From the listing, collect all lines containing the word "Safe".
— BEGIN SUPPLIED DATA —
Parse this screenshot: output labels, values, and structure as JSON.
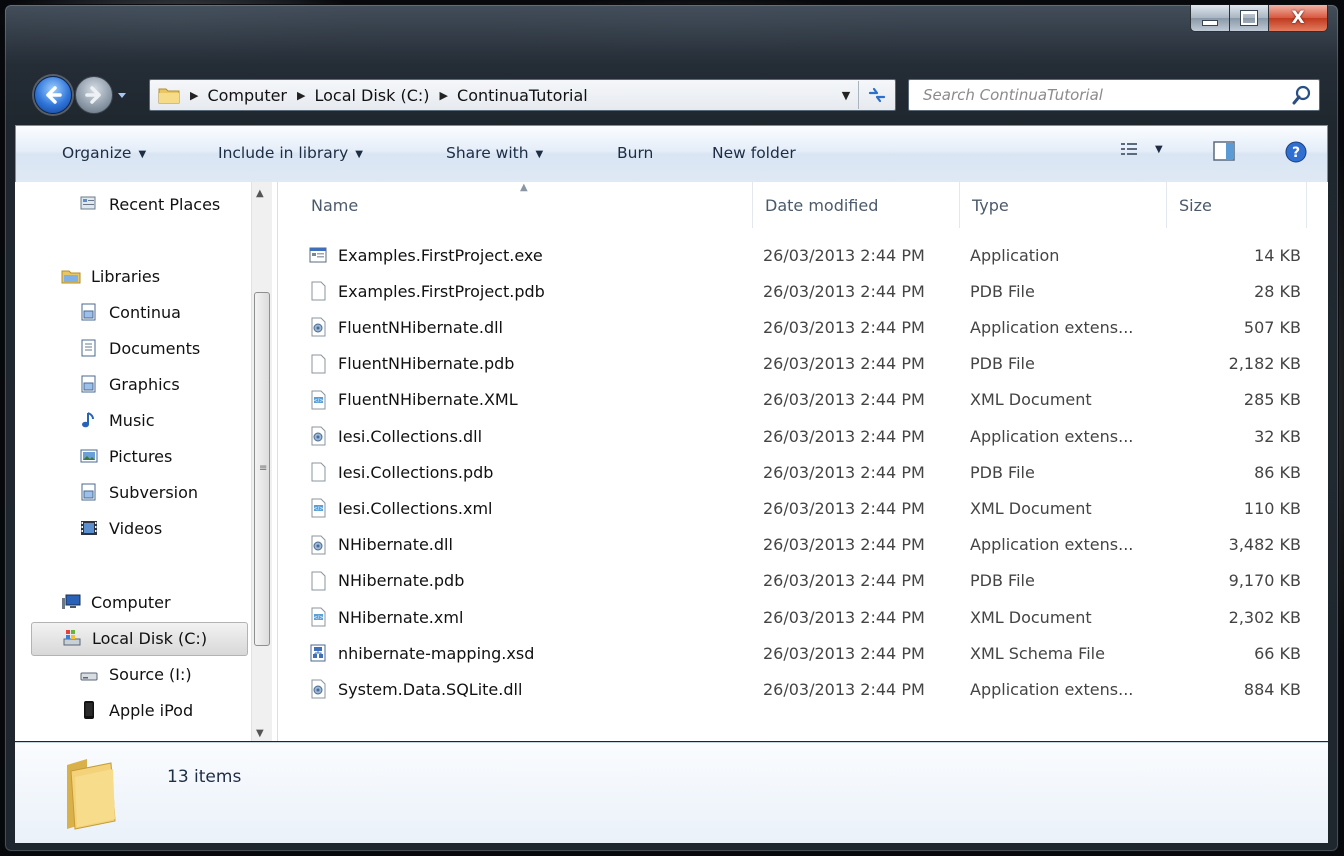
{
  "window": {
    "caption": {
      "minimize": "minimize",
      "maximize": "maximize",
      "close": "X"
    }
  },
  "address": {
    "crumbs": [
      "Computer",
      "Local Disk (C:)",
      "ContinuaTutorial"
    ]
  },
  "search": {
    "placeholder": "Search ContinuaTutorial"
  },
  "toolbar": {
    "organize": "Organize",
    "include_in_library": "Include in library",
    "share_with": "Share with",
    "burn": "Burn",
    "new_folder": "New folder"
  },
  "nav": {
    "recent_places": "Recent Places",
    "libraries": "Libraries",
    "library_items": [
      "Continua",
      "Documents",
      "Graphics",
      "Music",
      "Pictures",
      "Subversion",
      "Videos"
    ],
    "computer": "Computer",
    "computer_items": [
      "Local Disk (C:)",
      "Source (I:)",
      "Apple iPod"
    ]
  },
  "columns": {
    "name": "Name",
    "date": "Date modified",
    "type": "Type",
    "size": "Size"
  },
  "files": [
    {
      "name": "Examples.FirstProject.exe",
      "date": "26/03/2013 2:44 PM",
      "type": "Application",
      "size": "14 KB",
      "icon": "exe-icon"
    },
    {
      "name": "Examples.FirstProject.pdb",
      "date": "26/03/2013 2:44 PM",
      "type": "PDB File",
      "size": "28 KB",
      "icon": "blank-file-icon"
    },
    {
      "name": "FluentNHibernate.dll",
      "date": "26/03/2013 2:44 PM",
      "type": "Application extens...",
      "size": "507 KB",
      "icon": "dll-icon"
    },
    {
      "name": "FluentNHibernate.pdb",
      "date": "26/03/2013 2:44 PM",
      "type": "PDB File",
      "size": "2,182 KB",
      "icon": "blank-file-icon"
    },
    {
      "name": "FluentNHibernate.XML",
      "date": "26/03/2013 2:44 PM",
      "type": "XML Document",
      "size": "285 KB",
      "icon": "xml-icon"
    },
    {
      "name": "Iesi.Collections.dll",
      "date": "26/03/2013 2:44 PM",
      "type": "Application extens...",
      "size": "32 KB",
      "icon": "dll-icon"
    },
    {
      "name": "Iesi.Collections.pdb",
      "date": "26/03/2013 2:44 PM",
      "type": "PDB File",
      "size": "86 KB",
      "icon": "blank-file-icon"
    },
    {
      "name": "Iesi.Collections.xml",
      "date": "26/03/2013 2:44 PM",
      "type": "XML Document",
      "size": "110 KB",
      "icon": "xml-icon"
    },
    {
      "name": "NHibernate.dll",
      "date": "26/03/2013 2:44 PM",
      "type": "Application extens...",
      "size": "3,482 KB",
      "icon": "dll-icon"
    },
    {
      "name": "NHibernate.pdb",
      "date": "26/03/2013 2:44 PM",
      "type": "PDB File",
      "size": "9,170 KB",
      "icon": "blank-file-icon"
    },
    {
      "name": "NHibernate.xml",
      "date": "26/03/2013 2:44 PM",
      "type": "XML Document",
      "size": "2,302 KB",
      "icon": "xml-icon"
    },
    {
      "name": "nhibernate-mapping.xsd",
      "date": "26/03/2013 2:44 PM",
      "type": "XML Schema File",
      "size": "66 KB",
      "icon": "xsd-icon"
    },
    {
      "name": "System.Data.SQLite.dll",
      "date": "26/03/2013 2:44 PM",
      "type": "Application extens...",
      "size": "884 KB",
      "icon": "dll-icon"
    }
  ],
  "details": {
    "item_count": "13 items"
  },
  "colors": {
    "accent_blue": "#2f74d8",
    "close_red": "#c03a1f",
    "command_text": "#1c2d44"
  }
}
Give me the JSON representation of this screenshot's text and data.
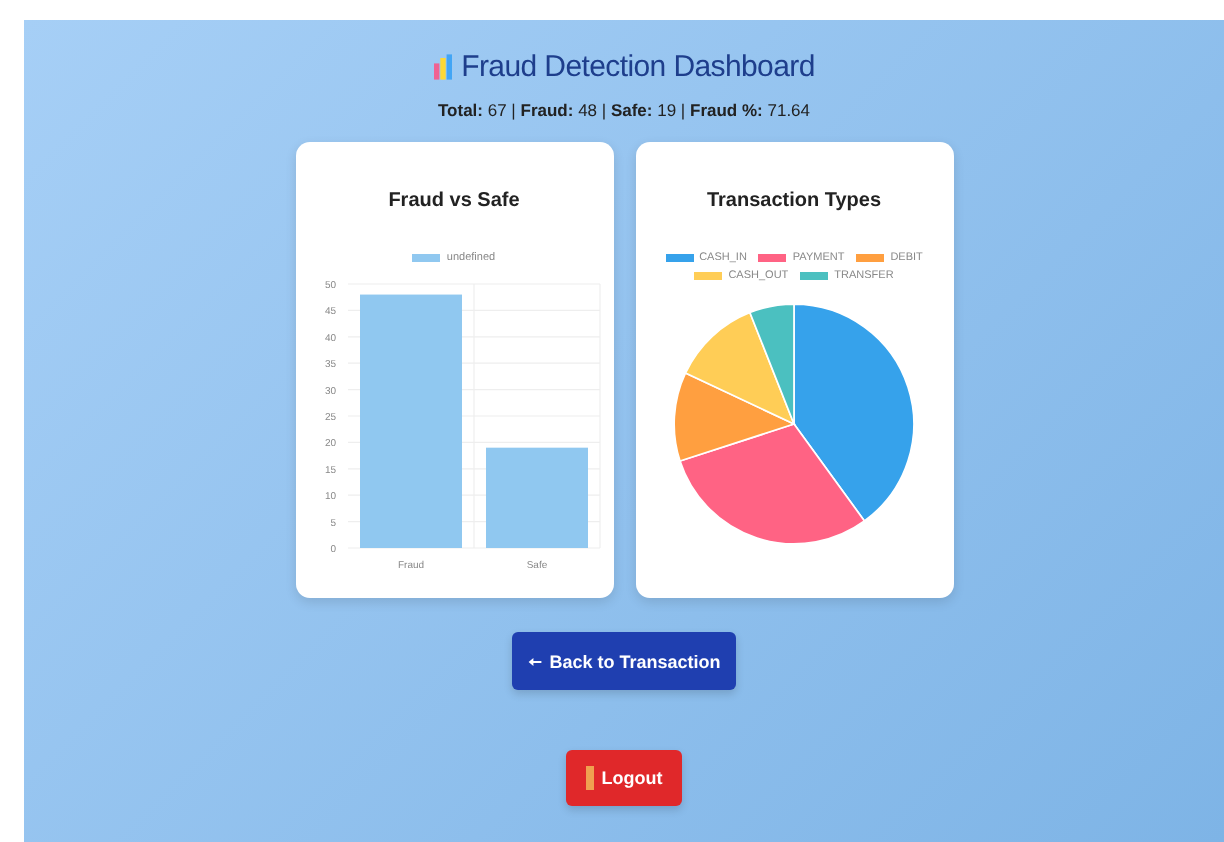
{
  "header": {
    "title": "Fraud Detection Dashboard",
    "stats": "**Total:** 67 | **Fraud:** 48 | **Safe:** 19 | **Fraud %:** 71.64"
  },
  "charts": [
    {
      "title": "Fraud vs Safe",
      "chart_data": {
        "type": "bar",
        "categories": [
          "Fraud",
          "Safe"
        ],
        "series": [
          {
            "name": "undefined",
            "color": "#90c8f0",
            "values": [
              48,
              19
            ]
          }
        ],
        "ylim": [
          0,
          50
        ],
        "grid": true,
        "yticks": [
          0,
          5,
          10,
          15,
          20,
          25,
          30,
          35,
          40,
          45,
          50
        ]
      }
    },
    {
      "title": "Transaction Types",
      "chart_data": {
        "type": "pie",
        "categories": [
          "CASH_IN",
          "PAYMENT",
          "DEBIT",
          "CASH_OUT",
          "TRANSFER"
        ],
        "values": [
          40,
          30,
          12,
          12,
          6
        ],
        "colors": [
          "#36a2eb",
          "#ff6384",
          "#ff9f40",
          "#ffcd56",
          "#4bc0c0"
        ]
      }
    }
  ],
  "buttons": [
    {
      "kind": "back",
      "label": "Back to Transaction"
    },
    {
      "kind": "logout",
      "label": "Logout"
    }
  ]
}
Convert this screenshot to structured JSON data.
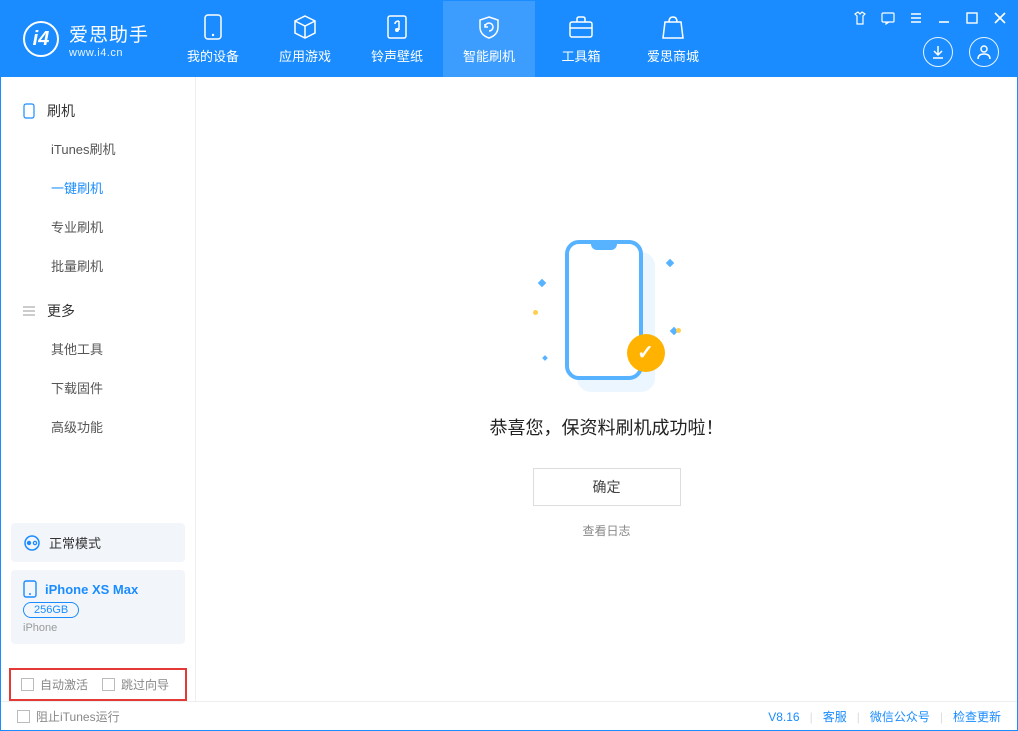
{
  "app": {
    "name": "爱思助手",
    "url": "www.i4.cn"
  },
  "tabs": {
    "device": "我的设备",
    "apps": "应用游戏",
    "ring": "铃声壁纸",
    "flash": "智能刷机",
    "toolbox": "工具箱",
    "store": "爱思商城"
  },
  "sidebar": {
    "group_flash": "刷机",
    "items_flash": {
      "itunes": "iTunes刷机",
      "onekey": "一键刷机",
      "pro": "专业刷机",
      "batch": "批量刷机"
    },
    "group_more": "更多",
    "items_more": {
      "other": "其他工具",
      "firmware": "下载固件",
      "advanced": "高级功能"
    }
  },
  "mode_card": "正常模式",
  "device": {
    "name": "iPhone XS Max",
    "storage": "256GB",
    "type": "iPhone"
  },
  "options": {
    "auto_activate": "自动激活",
    "skip_guide": "跳过向导"
  },
  "main": {
    "success": "恭喜您，保资料刷机成功啦！",
    "ok": "确定",
    "view_log": "查看日志"
  },
  "footer": {
    "block_itunes": "阻止iTunes运行",
    "version": "V8.16",
    "support": "客服",
    "wechat": "微信公众号",
    "update": "检查更新"
  }
}
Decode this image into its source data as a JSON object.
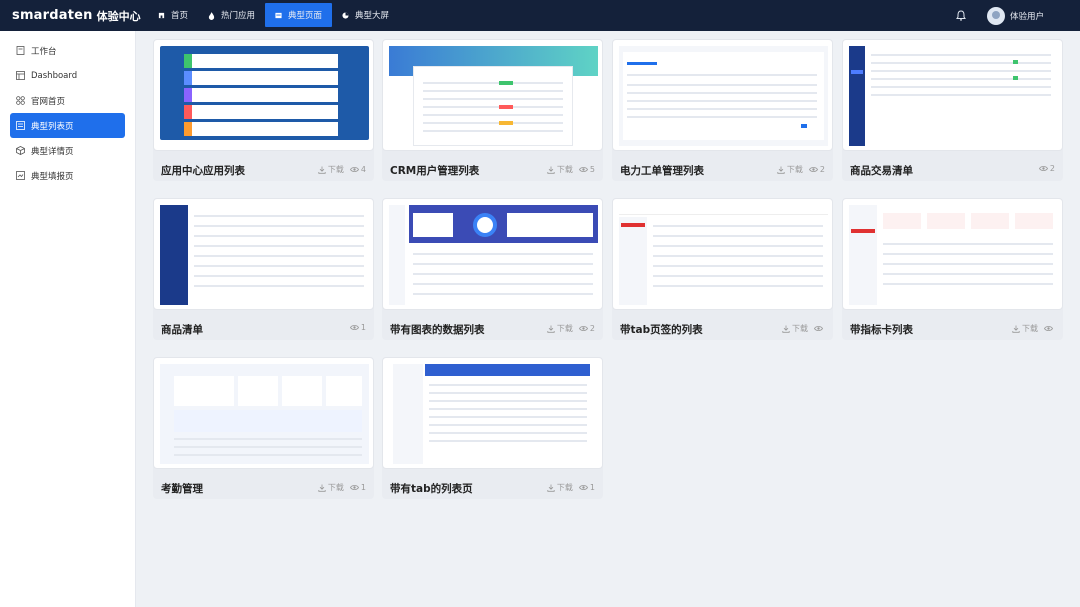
{
  "brand": {
    "logo": "smardaten",
    "subtitle": "体验中心"
  },
  "nav": [
    {
      "label": "首页",
      "icon": "home-icon",
      "active": false
    },
    {
      "label": "热门应用",
      "icon": "fire-icon",
      "active": false
    },
    {
      "label": "典型页面",
      "icon": "page-icon",
      "active": true
    },
    {
      "label": "典型大屏",
      "icon": "screen-icon",
      "active": false
    }
  ],
  "user": {
    "name": "体验用户"
  },
  "sidebar": [
    {
      "label": "工作台",
      "icon": "workbench-icon",
      "active": false
    },
    {
      "label": "Dashboard",
      "icon": "dashboard-icon",
      "active": false
    },
    {
      "label": "官网首页",
      "icon": "grid-icon",
      "active": false
    },
    {
      "label": "典型列表页",
      "icon": "list-icon",
      "active": true
    },
    {
      "label": "典型详情页",
      "icon": "cube-icon",
      "active": false
    },
    {
      "label": "典型填报页",
      "icon": "form-icon",
      "active": false
    }
  ],
  "cards": [
    {
      "name": "应用中心应用列表",
      "download": "下载",
      "views": "4"
    },
    {
      "name": "CRM用户管理列表",
      "download": "下载",
      "views": "5"
    },
    {
      "name": "电力工单管理列表",
      "download": "下载",
      "views": "2"
    },
    {
      "name": "商品交易清单",
      "download": "",
      "views": "2"
    },
    {
      "name": "商品清单",
      "download": "",
      "views": "1"
    },
    {
      "name": "带有图表的数据列表",
      "download": "下载",
      "views": "2"
    },
    {
      "name": "带tab页签的列表",
      "download": "下载",
      "views": ""
    },
    {
      "name": "带指标卡列表",
      "download": "下载",
      "views": ""
    },
    {
      "name": "考勤管理",
      "download": "下载",
      "views": "1"
    },
    {
      "name": "带有tab的列表页",
      "download": "下载",
      "views": "1"
    }
  ],
  "colors": {
    "topbar": "#14213a",
    "accent": "#1f6feb",
    "background": "#eef1f5"
  }
}
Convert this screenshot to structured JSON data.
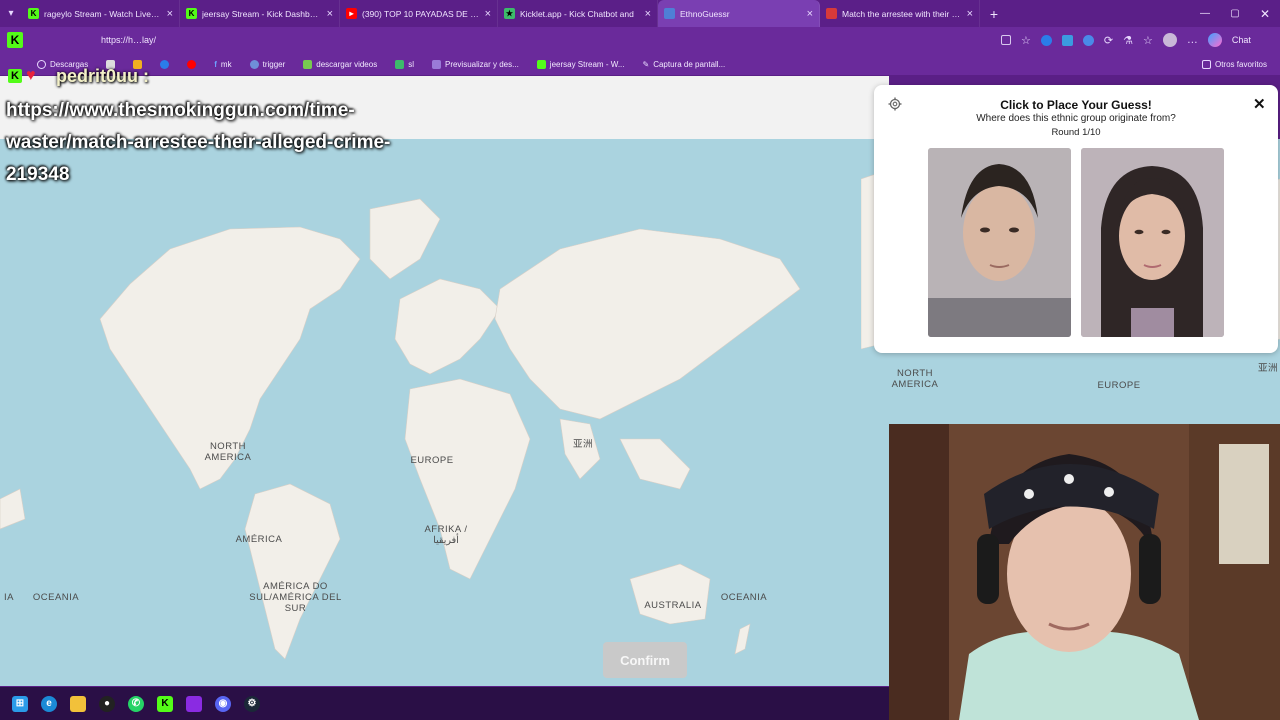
{
  "tabs": [
    {
      "title": "rageylo Stream - Watch Live on Kick",
      "active": false,
      "color": "#53fc18"
    },
    {
      "title": "jeersay Stream - Kick Dashboard",
      "active": false,
      "color": "#53fc18"
    },
    {
      "title": "(390) TOP 10 PAYADAS DE KANYE",
      "active": false,
      "color": "#ff0000"
    },
    {
      "title": "Kicklet.app - Kick Chatbot and",
      "active": false,
      "color": "#3dbb6b"
    },
    {
      "title": "EthnoGuessr",
      "active": true,
      "color": "#4f7fd6"
    },
    {
      "title": "Match the arrestee with their alleg",
      "active": false,
      "color": "#d73a3a"
    }
  ],
  "address": {
    "url": "https://h…lay/",
    "chat_label": "Chat"
  },
  "bookmarks": [
    {
      "label": "Descargas"
    },
    {
      "label": "mk"
    },
    {
      "label": "trigger"
    },
    {
      "label": "descargar videos"
    },
    {
      "label": "sl"
    },
    {
      "label": "Previsualizar y des..."
    },
    {
      "label": "jeersay Stream - W..."
    },
    {
      "label": "Captura de pantall..."
    }
  ],
  "bookmarks_other": "Otros favoritos",
  "overlay": {
    "username": "pedrit0uu :",
    "message": "https://www.thesmokinggun.com/time-waster/match-arrestee-their-alleged-crime-219348"
  },
  "map": {
    "labels": {
      "north_america": "NORTH AMERICA",
      "europe": "EUROPE",
      "asia": "亚洲",
      "africa": "AFRIKA / أفريقيا",
      "america": "AMÉRICA",
      "south_america": "AMÉRICA DO SUL/AMÉRICA DEL SUR",
      "oceania": "OCEANIA",
      "australia": "AUSTRALIA",
      "ia": "IA"
    },
    "right_labels": {
      "north_america": "NORTH AMERICA",
      "europe": "EUROPE",
      "asia": "亚洲"
    }
  },
  "confirm_label": "Confirm",
  "guess_panel": {
    "title": "Click to Place Your Guess!",
    "subtitle": "Where does this ethnic group originate from?",
    "round": "Round 1/10"
  },
  "colors": {
    "ocean": "#aad3df",
    "land": "#f2efe9",
    "browser": "#6a2a9b"
  }
}
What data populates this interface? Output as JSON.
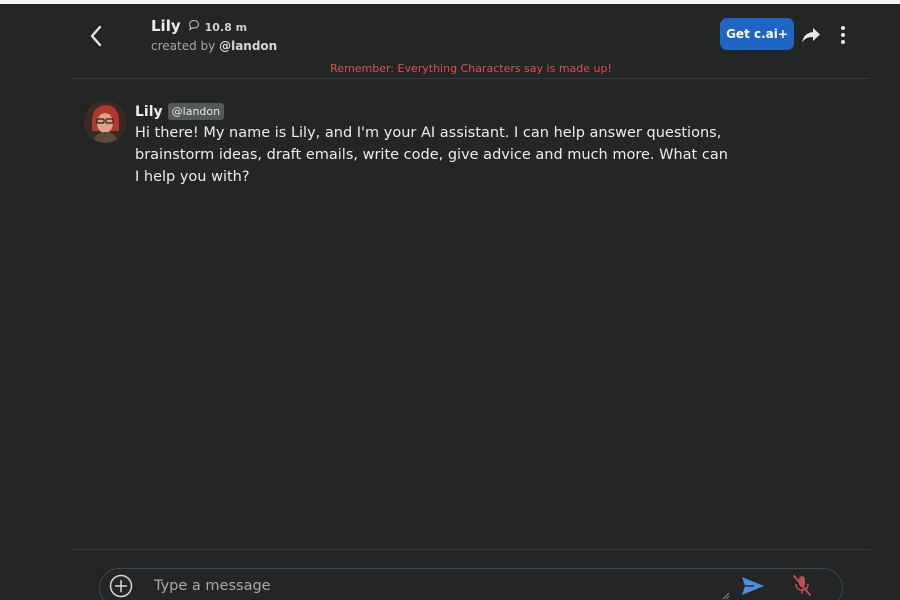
— END SUPPLIED DATA —
### RESULT FOR THIS EXERCISE
    "stats": "**Total:** 67 | **Fraud:** 48 | **Safe:** 19 | **Fraud %:** 71.64"
      "title": "Fraud vs Safe",
          "Safe"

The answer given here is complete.